◆ What needs to be done
Below is a block of records. Copy every line in it that contains the word "Rent".

(Entries from a dataset)
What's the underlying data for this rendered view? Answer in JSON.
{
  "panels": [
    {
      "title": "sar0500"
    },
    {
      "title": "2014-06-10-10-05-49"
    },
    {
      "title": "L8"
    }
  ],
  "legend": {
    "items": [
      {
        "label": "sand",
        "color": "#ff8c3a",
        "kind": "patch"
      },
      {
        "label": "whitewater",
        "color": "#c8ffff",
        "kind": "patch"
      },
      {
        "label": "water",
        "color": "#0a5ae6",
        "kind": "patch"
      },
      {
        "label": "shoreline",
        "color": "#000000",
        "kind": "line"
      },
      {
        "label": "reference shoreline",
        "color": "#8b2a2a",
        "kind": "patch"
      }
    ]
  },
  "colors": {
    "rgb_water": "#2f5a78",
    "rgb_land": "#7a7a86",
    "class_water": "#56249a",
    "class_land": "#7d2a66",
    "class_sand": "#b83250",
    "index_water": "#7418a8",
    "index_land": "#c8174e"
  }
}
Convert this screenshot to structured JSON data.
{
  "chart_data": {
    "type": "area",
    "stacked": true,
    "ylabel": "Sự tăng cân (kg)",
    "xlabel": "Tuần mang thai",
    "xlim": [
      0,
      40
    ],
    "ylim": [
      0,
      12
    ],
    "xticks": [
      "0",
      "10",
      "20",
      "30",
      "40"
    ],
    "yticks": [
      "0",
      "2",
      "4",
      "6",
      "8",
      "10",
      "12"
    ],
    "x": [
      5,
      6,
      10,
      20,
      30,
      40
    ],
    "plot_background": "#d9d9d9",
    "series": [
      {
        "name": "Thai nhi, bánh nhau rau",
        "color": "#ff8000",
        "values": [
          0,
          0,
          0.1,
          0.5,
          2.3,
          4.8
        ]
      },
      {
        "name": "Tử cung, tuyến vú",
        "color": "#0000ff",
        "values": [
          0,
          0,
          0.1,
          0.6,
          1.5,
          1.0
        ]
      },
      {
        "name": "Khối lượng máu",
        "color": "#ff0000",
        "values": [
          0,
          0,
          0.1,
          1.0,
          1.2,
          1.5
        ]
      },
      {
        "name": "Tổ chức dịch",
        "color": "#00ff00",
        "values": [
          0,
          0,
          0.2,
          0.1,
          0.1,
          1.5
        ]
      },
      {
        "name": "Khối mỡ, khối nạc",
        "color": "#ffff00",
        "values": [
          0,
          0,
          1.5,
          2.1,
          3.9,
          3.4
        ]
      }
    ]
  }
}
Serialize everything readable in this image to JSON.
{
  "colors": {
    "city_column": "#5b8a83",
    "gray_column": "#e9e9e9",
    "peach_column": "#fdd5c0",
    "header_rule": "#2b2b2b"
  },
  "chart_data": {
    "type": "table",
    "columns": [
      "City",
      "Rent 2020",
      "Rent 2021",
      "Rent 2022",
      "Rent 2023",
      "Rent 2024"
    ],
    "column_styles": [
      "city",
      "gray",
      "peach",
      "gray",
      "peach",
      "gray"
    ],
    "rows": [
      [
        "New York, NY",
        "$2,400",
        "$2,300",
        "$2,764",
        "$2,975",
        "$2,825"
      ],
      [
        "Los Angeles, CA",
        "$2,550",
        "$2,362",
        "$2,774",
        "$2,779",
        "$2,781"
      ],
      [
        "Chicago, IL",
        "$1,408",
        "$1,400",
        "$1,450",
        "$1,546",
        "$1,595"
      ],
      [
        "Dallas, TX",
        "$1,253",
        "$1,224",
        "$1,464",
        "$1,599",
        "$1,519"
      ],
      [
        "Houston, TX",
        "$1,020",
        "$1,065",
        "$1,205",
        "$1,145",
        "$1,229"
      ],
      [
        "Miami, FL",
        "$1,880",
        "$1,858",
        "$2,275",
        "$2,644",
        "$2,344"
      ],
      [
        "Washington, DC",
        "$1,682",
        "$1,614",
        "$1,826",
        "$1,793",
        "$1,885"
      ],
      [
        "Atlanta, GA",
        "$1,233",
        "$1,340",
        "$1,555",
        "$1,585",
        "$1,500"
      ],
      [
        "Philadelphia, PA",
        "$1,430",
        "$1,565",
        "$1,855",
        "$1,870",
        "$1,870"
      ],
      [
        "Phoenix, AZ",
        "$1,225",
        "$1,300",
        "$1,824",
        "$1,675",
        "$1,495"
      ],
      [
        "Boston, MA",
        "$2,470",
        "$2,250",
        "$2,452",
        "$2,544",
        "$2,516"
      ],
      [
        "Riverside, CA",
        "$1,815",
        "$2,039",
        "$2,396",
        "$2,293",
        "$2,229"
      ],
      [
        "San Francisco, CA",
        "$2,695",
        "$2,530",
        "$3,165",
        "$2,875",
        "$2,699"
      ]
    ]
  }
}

◆ Answer in full
      "Rent 2020",
      "Rent 2021",
      "Rent 2022",
      "Rent 2023",
      "Rent 2024"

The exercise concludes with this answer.